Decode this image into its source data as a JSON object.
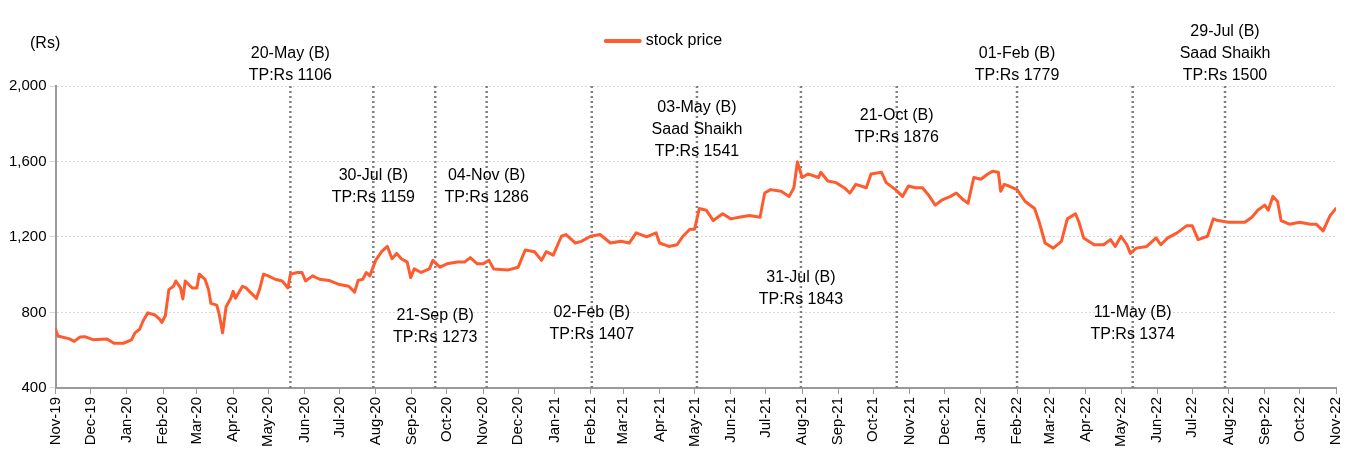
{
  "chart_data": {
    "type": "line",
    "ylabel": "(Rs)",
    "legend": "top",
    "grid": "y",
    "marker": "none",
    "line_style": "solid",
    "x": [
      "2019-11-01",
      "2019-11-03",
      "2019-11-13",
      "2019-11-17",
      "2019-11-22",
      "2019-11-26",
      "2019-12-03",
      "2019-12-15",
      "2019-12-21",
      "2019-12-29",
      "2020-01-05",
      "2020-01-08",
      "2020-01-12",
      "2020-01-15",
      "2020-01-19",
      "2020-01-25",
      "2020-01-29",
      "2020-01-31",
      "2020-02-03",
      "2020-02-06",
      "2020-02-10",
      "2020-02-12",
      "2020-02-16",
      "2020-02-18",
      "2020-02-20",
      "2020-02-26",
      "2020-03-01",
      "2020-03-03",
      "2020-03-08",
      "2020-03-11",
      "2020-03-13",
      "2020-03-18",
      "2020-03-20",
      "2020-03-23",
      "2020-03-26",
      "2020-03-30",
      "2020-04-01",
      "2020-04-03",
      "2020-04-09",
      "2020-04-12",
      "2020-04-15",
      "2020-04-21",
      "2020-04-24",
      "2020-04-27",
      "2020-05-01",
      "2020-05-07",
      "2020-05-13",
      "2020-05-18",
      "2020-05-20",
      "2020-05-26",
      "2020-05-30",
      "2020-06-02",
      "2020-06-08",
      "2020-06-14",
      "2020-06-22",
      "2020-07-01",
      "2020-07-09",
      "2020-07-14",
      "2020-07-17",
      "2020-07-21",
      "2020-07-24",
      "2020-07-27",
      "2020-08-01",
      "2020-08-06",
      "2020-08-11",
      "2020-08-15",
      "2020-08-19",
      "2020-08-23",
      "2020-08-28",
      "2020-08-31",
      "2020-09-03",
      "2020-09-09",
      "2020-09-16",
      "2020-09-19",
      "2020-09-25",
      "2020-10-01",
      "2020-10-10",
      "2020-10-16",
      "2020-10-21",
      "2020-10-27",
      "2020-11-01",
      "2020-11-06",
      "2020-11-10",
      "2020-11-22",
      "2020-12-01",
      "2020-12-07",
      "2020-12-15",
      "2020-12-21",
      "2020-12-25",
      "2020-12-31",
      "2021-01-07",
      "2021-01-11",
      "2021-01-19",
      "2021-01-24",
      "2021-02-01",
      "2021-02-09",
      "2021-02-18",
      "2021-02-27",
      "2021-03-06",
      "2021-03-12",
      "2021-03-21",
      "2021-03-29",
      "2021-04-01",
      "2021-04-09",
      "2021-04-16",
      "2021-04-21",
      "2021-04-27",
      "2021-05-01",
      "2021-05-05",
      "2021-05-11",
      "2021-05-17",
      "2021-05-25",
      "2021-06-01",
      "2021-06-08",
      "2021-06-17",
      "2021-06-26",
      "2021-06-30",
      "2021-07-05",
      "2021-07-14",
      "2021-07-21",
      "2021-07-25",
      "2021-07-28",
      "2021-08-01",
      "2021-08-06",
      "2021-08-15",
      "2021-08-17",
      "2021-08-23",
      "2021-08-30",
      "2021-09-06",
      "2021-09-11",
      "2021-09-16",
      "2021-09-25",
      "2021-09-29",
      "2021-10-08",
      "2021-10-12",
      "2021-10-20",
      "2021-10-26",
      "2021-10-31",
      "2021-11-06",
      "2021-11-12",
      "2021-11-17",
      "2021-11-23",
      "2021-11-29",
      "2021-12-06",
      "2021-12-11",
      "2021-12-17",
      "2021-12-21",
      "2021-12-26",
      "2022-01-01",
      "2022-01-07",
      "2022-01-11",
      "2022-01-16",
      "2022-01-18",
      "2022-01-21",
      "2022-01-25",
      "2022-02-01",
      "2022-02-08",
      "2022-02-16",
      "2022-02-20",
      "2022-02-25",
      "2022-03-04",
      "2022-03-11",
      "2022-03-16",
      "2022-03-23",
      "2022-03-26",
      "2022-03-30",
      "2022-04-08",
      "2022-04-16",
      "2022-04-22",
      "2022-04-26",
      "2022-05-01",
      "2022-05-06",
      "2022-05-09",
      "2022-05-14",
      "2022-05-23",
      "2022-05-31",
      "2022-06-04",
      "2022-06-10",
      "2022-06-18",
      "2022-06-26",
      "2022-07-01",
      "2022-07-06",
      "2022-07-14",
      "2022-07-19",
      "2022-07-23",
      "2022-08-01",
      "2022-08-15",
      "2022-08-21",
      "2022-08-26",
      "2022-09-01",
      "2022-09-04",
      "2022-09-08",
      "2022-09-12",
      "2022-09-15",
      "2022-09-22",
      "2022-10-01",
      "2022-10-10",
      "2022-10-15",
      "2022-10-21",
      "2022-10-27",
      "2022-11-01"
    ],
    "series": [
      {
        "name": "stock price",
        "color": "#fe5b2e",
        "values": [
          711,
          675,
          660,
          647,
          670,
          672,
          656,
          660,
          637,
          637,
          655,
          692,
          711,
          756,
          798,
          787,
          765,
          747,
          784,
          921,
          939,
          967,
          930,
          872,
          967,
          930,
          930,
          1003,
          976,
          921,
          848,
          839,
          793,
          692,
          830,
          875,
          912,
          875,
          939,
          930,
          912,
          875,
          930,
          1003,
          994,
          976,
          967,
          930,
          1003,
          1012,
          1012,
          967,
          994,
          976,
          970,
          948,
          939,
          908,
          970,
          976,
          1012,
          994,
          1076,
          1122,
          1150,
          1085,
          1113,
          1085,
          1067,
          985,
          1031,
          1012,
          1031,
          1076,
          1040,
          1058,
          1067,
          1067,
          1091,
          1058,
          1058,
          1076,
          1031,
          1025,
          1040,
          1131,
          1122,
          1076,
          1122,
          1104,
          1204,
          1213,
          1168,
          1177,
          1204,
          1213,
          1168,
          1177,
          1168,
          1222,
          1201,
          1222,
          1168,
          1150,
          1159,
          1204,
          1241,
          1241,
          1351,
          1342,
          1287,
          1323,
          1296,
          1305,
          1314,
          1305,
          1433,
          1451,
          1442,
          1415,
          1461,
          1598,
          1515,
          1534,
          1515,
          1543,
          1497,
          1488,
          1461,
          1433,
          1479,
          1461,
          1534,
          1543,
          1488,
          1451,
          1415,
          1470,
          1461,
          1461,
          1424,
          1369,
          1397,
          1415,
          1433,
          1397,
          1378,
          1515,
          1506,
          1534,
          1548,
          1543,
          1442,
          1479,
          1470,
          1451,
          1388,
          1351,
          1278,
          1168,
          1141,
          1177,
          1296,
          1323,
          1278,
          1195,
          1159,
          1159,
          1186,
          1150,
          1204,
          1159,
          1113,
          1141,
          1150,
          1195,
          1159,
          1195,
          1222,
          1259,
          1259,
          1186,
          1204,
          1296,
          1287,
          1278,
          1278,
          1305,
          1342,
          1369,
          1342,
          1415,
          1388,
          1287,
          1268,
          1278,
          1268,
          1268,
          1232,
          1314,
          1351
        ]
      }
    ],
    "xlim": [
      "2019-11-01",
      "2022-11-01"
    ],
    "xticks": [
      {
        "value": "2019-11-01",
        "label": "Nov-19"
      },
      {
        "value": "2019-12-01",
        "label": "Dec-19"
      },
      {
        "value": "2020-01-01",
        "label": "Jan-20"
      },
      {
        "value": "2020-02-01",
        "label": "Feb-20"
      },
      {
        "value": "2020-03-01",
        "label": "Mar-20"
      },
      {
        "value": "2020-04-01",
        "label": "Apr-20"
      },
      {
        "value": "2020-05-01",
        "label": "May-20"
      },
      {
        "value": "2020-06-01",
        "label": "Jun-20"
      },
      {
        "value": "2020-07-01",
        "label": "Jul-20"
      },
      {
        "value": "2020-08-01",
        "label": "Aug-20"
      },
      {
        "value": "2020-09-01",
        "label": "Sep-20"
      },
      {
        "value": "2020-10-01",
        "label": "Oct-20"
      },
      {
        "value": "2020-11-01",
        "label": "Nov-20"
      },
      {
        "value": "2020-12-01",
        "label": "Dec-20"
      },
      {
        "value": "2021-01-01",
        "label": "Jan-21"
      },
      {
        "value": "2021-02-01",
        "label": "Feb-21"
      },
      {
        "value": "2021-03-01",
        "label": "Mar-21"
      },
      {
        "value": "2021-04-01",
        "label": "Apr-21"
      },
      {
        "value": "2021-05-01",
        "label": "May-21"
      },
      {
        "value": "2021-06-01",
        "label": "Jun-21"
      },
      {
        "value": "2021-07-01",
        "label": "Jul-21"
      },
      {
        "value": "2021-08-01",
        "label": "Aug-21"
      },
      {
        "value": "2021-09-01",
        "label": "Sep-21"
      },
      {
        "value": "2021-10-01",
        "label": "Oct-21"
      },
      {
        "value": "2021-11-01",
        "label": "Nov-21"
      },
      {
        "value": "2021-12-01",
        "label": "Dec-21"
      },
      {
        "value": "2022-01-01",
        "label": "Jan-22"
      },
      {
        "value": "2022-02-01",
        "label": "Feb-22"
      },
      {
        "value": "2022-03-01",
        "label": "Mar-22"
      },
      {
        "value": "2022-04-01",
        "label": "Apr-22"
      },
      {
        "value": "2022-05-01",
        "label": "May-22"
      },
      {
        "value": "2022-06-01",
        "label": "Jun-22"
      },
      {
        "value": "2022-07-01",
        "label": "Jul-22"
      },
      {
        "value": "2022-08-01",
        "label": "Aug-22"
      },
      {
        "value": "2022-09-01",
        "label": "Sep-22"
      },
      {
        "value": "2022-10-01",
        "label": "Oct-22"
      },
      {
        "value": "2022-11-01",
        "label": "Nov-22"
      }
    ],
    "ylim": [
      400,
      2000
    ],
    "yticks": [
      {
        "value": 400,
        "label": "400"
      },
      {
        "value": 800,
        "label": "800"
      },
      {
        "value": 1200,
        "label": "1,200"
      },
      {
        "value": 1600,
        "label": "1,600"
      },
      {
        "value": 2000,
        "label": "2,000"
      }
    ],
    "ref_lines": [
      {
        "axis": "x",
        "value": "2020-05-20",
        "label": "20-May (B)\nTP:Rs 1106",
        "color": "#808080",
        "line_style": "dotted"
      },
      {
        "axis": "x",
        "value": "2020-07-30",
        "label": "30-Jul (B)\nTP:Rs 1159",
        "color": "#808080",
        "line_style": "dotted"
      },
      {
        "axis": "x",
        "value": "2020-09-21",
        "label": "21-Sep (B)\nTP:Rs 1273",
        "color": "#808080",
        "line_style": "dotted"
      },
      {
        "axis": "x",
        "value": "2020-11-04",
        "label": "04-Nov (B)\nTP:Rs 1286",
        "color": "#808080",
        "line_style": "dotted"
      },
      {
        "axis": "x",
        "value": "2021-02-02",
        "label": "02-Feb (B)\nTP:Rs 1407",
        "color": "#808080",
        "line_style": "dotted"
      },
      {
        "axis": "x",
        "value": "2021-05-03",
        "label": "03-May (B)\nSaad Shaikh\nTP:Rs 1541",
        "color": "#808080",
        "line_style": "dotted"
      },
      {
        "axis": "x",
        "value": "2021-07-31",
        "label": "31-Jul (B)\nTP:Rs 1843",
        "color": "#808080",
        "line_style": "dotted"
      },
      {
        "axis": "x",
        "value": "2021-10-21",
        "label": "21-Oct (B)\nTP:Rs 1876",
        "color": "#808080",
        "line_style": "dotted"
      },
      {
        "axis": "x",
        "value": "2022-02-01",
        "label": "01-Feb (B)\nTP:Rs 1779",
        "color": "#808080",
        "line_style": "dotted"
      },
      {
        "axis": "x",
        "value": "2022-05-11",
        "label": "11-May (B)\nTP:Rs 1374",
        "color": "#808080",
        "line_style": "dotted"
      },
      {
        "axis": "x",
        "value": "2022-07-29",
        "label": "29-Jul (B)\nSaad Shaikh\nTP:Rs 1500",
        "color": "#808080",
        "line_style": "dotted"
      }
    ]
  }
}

==============================

PROBLEM STATEMENT -
Work out the number of lines in this listing that include the word "nSaad". Reply with that number only.

REPLY TO THE EXERCISE -
2